▶ _Problem to work on_
Scan the lines below; pull out those with "orange".

▶ _Extracted material_

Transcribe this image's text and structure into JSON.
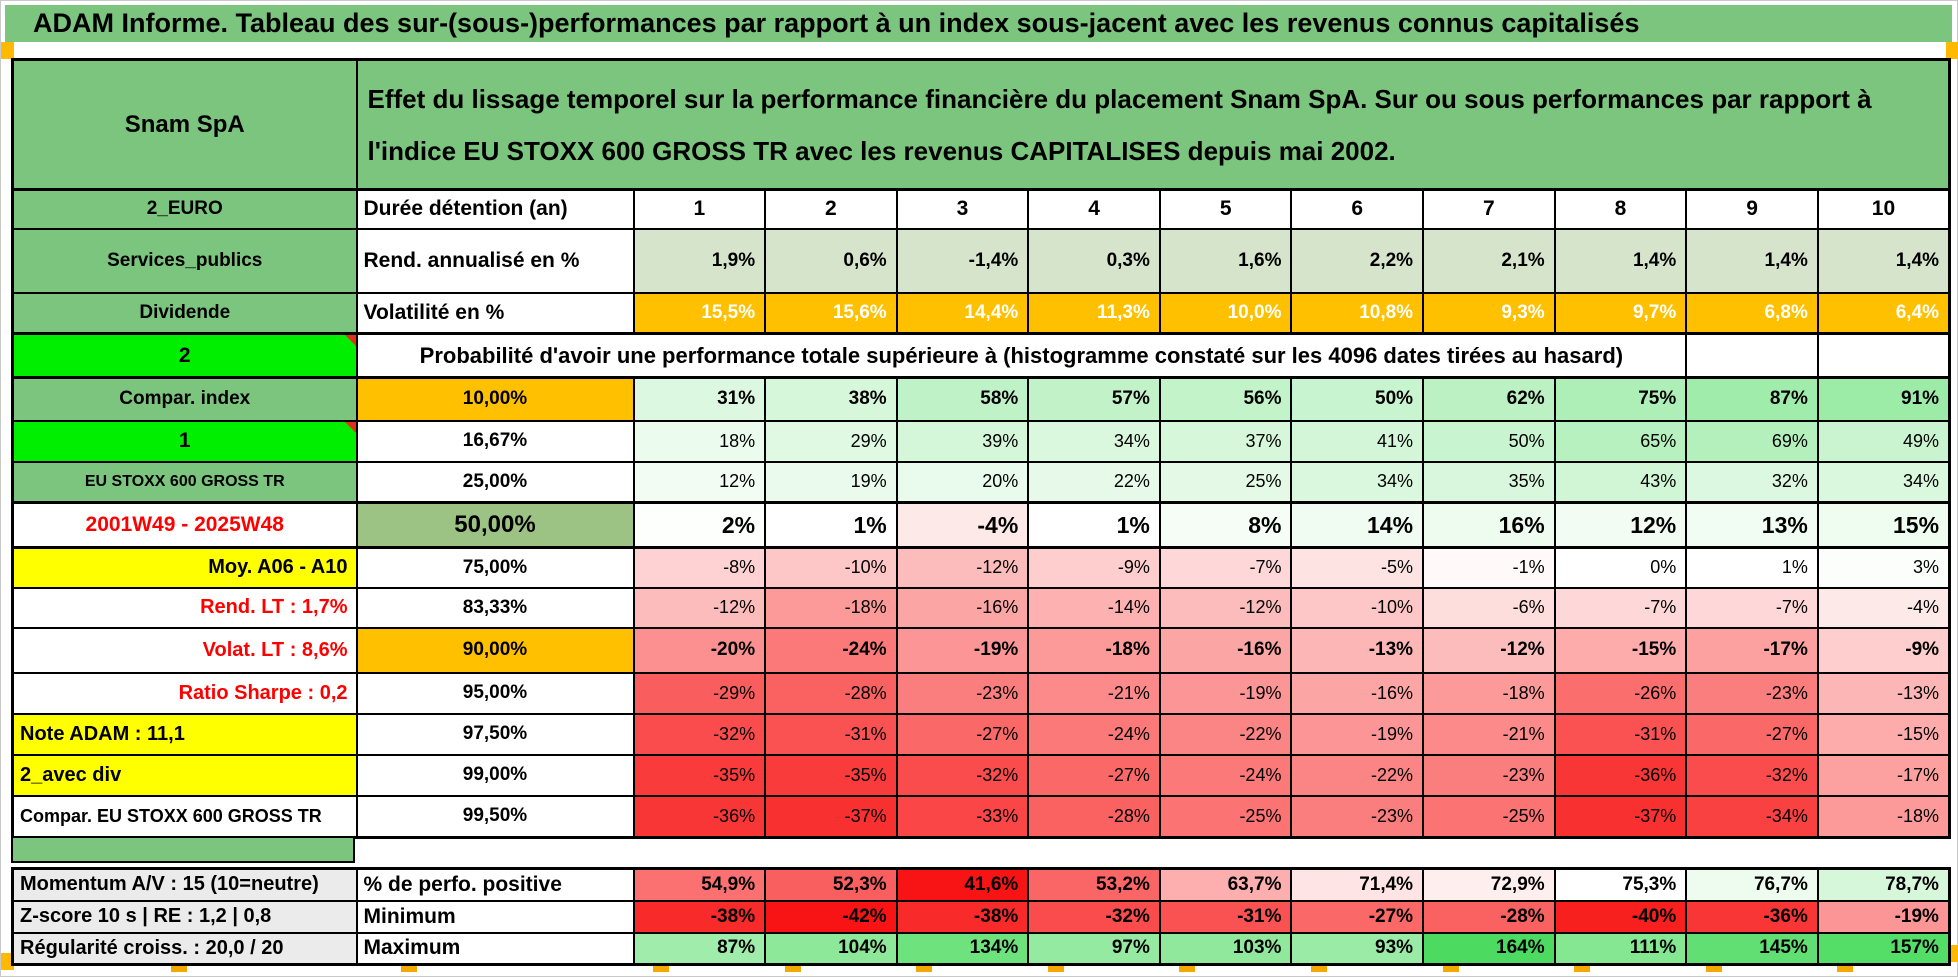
{
  "page_title": "ADAM Informe. Tableau des sur-(sous-)performances par rapport à un index sous-jacent avec les revenus connus capitalisés",
  "colors": {
    "green_header": "#7CC57E",
    "bright_green": "#00EF00",
    "orange": "#FFC000",
    "yellow": "#FFFF00",
    "sage": "#D6E4CB",
    "mid_green": "#9CC284",
    "gray_label": "#EBEBEB",
    "red_text": "#FF0000",
    "scale_red": "#F81414",
    "scale_green": "#4CDB60",
    "accent_square": "#FFB900"
  },
  "scales": {
    "global": {
      "pos": 164,
      "neg": 42
    },
    "perfo": {
      "mid": 75.3,
      "pos": 14.7,
      "neg": 33.7
    }
  },
  "table": {
    "corner_label": "Snam SpA",
    "description": "Effet du lissage temporel sur la performance financière du placement Snam SpA. Sur ou sous performances par rapport à l'indice EU STOXX 600 GROSS TR avec les revenus CAPITALISES depuis mai 2002.",
    "col_a": [
      {
        "text": "2_EURO",
        "variant": "green"
      },
      {
        "text": "Services_publics",
        "variant": "green"
      },
      {
        "text": "Dividende",
        "variant": "green"
      },
      {
        "text": "2",
        "variant": "bright",
        "comment_marker": true
      },
      {
        "text": "Compar. index",
        "variant": "green"
      },
      {
        "text": "1",
        "variant": "bright",
        "comment_marker": true
      },
      {
        "text": "EU STOXX 600 GROSS TR",
        "variant": "green-small"
      },
      {
        "text": "2001W49 - 2025W48",
        "variant": "red-center"
      },
      {
        "text": "Moy. A06 - A10",
        "variant": "yellow-right"
      },
      {
        "text": "Rend. LT :   1,7%",
        "variant": "red-right"
      },
      {
        "text": "Volat. LT :   8,6%",
        "variant": "red-right"
      },
      {
        "text": "Ratio Sharpe :   0,2",
        "variant": "red-right"
      },
      {
        "text": "Note ADAM : 11,1",
        "variant": "yellow-left"
      },
      {
        "text": "2_avec div",
        "variant": "yellow-left"
      },
      {
        "text": "Compar. EU STOXX 600 GROSS TR",
        "variant": "white-left"
      },
      {
        "text": "Momentum A/V : 15 (10=neutre)",
        "variant": "gray"
      },
      {
        "text": "Z-score 10 s | RE : 1,2 | 0,8",
        "variant": "gray"
      },
      {
        "text": "Régularité croiss. : 20,0 / 20",
        "variant": "gray"
      }
    ],
    "duration_header": {
      "label": "Durée détention (an)",
      "values": [
        "1",
        "2",
        "3",
        "4",
        "5",
        "6",
        "7",
        "8",
        "9",
        "10"
      ]
    },
    "fixed_rows": [
      {
        "label": "Rend. annualisé en %",
        "bg": "sage",
        "bold": true,
        "white_text": false,
        "disp": [
          "1,9%",
          "0,6%",
          "-1,4%",
          "0,3%",
          "1,6%",
          "2,2%",
          "2,1%",
          "1,4%",
          "1,4%",
          "1,4%"
        ]
      },
      {
        "label": "Volatilité en %",
        "bg": "orange",
        "bold": true,
        "white_text": true,
        "disp": [
          "15,5%",
          "15,6%",
          "14,4%",
          "11,3%",
          "10,0%",
          "10,8%",
          "9,3%",
          "9,7%",
          "6,8%",
          "6,4%"
        ]
      }
    ],
    "prob_header": "Probabilité d'avoir une performance totale supérieure à (histogramme constaté sur les 4096 dates tirées au hasard)",
    "prob_rows": [
      {
        "threshold": "10,00%",
        "threshold_variant": "orange",
        "weight": "bold",
        "nums": [
          31,
          38,
          58,
          57,
          56,
          50,
          62,
          75,
          87,
          91
        ],
        "disp": [
          "31%",
          "38%",
          "58%",
          "57%",
          "56%",
          "50%",
          "62%",
          "75%",
          "87%",
          "91%"
        ]
      },
      {
        "threshold": "16,67%",
        "threshold_variant": "default",
        "weight": "normal",
        "nums": [
          18,
          29,
          39,
          34,
          37,
          41,
          50,
          65,
          69,
          49
        ],
        "disp": [
          "18%",
          "29%",
          "39%",
          "34%",
          "37%",
          "41%",
          "50%",
          "65%",
          "69%",
          "49%"
        ]
      },
      {
        "threshold": "25,00%",
        "threshold_variant": "default",
        "weight": "normal",
        "nums": [
          12,
          19,
          20,
          22,
          25,
          34,
          35,
          43,
          32,
          34
        ],
        "disp": [
          "12%",
          "19%",
          "20%",
          "22%",
          "25%",
          "34%",
          "35%",
          "43%",
          "32%",
          "34%"
        ]
      },
      {
        "threshold": "50,00%",
        "threshold_variant": "big",
        "weight": "big",
        "nums": [
          2,
          1,
          -4,
          1,
          8,
          14,
          16,
          12,
          13,
          15
        ],
        "disp": [
          "2%",
          "1%",
          "-4%",
          "1%",
          "8%",
          "14%",
          "16%",
          "12%",
          "13%",
          "15%"
        ]
      },
      {
        "threshold": "75,00%",
        "threshold_variant": "default",
        "weight": "normal",
        "nums": [
          -8,
          -10,
          -12,
          -9,
          -7,
          -5,
          -1,
          0,
          1,
          3
        ],
        "disp": [
          "-8%",
          "-10%",
          "-12%",
          "-9%",
          "-7%",
          "-5%",
          "-1%",
          "0%",
          "1%",
          "3%"
        ]
      },
      {
        "threshold": "83,33%",
        "threshold_variant": "default",
        "weight": "normal",
        "nums": [
          -12,
          -18,
          -16,
          -14,
          -12,
          -10,
          -6,
          -7,
          -7,
          -4
        ],
        "disp": [
          "-12%",
          "-18%",
          "-16%",
          "-14%",
          "-12%",
          "-10%",
          "-6%",
          "-7%",
          "-7%",
          "-4%"
        ]
      },
      {
        "threshold": "90,00%",
        "threshold_variant": "orange",
        "weight": "bold",
        "nums": [
          -20,
          -24,
          -19,
          -18,
          -16,
          -13,
          -12,
          -15,
          -17,
          -9
        ],
        "disp": [
          "-20%",
          "-24%",
          "-19%",
          "-18%",
          "-16%",
          "-13%",
          "-12%",
          "-15%",
          "-17%",
          "-9%"
        ]
      },
      {
        "threshold": "95,00%",
        "threshold_variant": "default",
        "weight": "normal",
        "nums": [
          -29,
          -28,
          -23,
          -21,
          -19,
          -16,
          -18,
          -26,
          -23,
          -13
        ],
        "disp": [
          "-29%",
          "-28%",
          "-23%",
          "-21%",
          "-19%",
          "-16%",
          "-18%",
          "-26%",
          "-23%",
          "-13%"
        ]
      },
      {
        "threshold": "97,50%",
        "threshold_variant": "default",
        "weight": "normal",
        "nums": [
          -32,
          -31,
          -27,
          -24,
          -22,
          -19,
          -21,
          -31,
          -27,
          -15
        ],
        "disp": [
          "-32%",
          "-31%",
          "-27%",
          "-24%",
          "-22%",
          "-19%",
          "-21%",
          "-31%",
          "-27%",
          "-15%"
        ]
      },
      {
        "threshold": "99,00%",
        "threshold_variant": "default",
        "weight": "normal",
        "nums": [
          -35,
          -35,
          -32,
          -27,
          -24,
          -22,
          -23,
          -36,
          -32,
          -17
        ],
        "disp": [
          "-35%",
          "-35%",
          "-32%",
          "-27%",
          "-24%",
          "-22%",
          "-23%",
          "-36%",
          "-32%",
          "-17%"
        ]
      },
      {
        "threshold": "99,50%",
        "threshold_variant": "default",
        "weight": "normal",
        "nums": [
          -36,
          -37,
          -33,
          -28,
          -25,
          -23,
          -25,
          -37,
          -34,
          -18
        ],
        "disp": [
          "-36%",
          "-37%",
          "-33%",
          "-28%",
          "-25%",
          "-23%",
          "-25%",
          "-37%",
          "-34%",
          "-18%"
        ]
      }
    ],
    "summary_rows": [
      {
        "label": "% de perfo. positive",
        "scale": "perfo",
        "weight": "bold",
        "nums": [
          54.9,
          52.3,
          41.6,
          53.2,
          63.7,
          71.4,
          72.9,
          75.3,
          76.7,
          78.7
        ],
        "disp": [
          "54,9%",
          "52,3%",
          "41,6%",
          "53,2%",
          "63,7%",
          "71,4%",
          "72,9%",
          "75,3%",
          "76,7%",
          "78,7%"
        ]
      },
      {
        "label": "Minimum",
        "scale": "global",
        "weight": "bold",
        "nums": [
          -38,
          -42,
          -38,
          -32,
          -31,
          -27,
          -28,
          -40,
          -36,
          -19
        ],
        "disp": [
          "-38%",
          "-42%",
          "-38%",
          "-32%",
          "-31%",
          "-27%",
          "-28%",
          "-40%",
          "-36%",
          "-19%"
        ]
      },
      {
        "label": "Maximum",
        "scale": "global",
        "weight": "bold",
        "nums": [
          87,
          104,
          134,
          97,
          103,
          93,
          164,
          111,
          145,
          157
        ],
        "disp": [
          "87%",
          "104%",
          "134%",
          "97%",
          "103%",
          "93%",
          "164%",
          "111%",
          "145%",
          "157%"
        ]
      }
    ]
  }
}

▶ _Task answer_
    "orange": "#FFC000",
        "bg": "orange",
        "threshold_variant": "orange",
        "threshold_variant": "orange",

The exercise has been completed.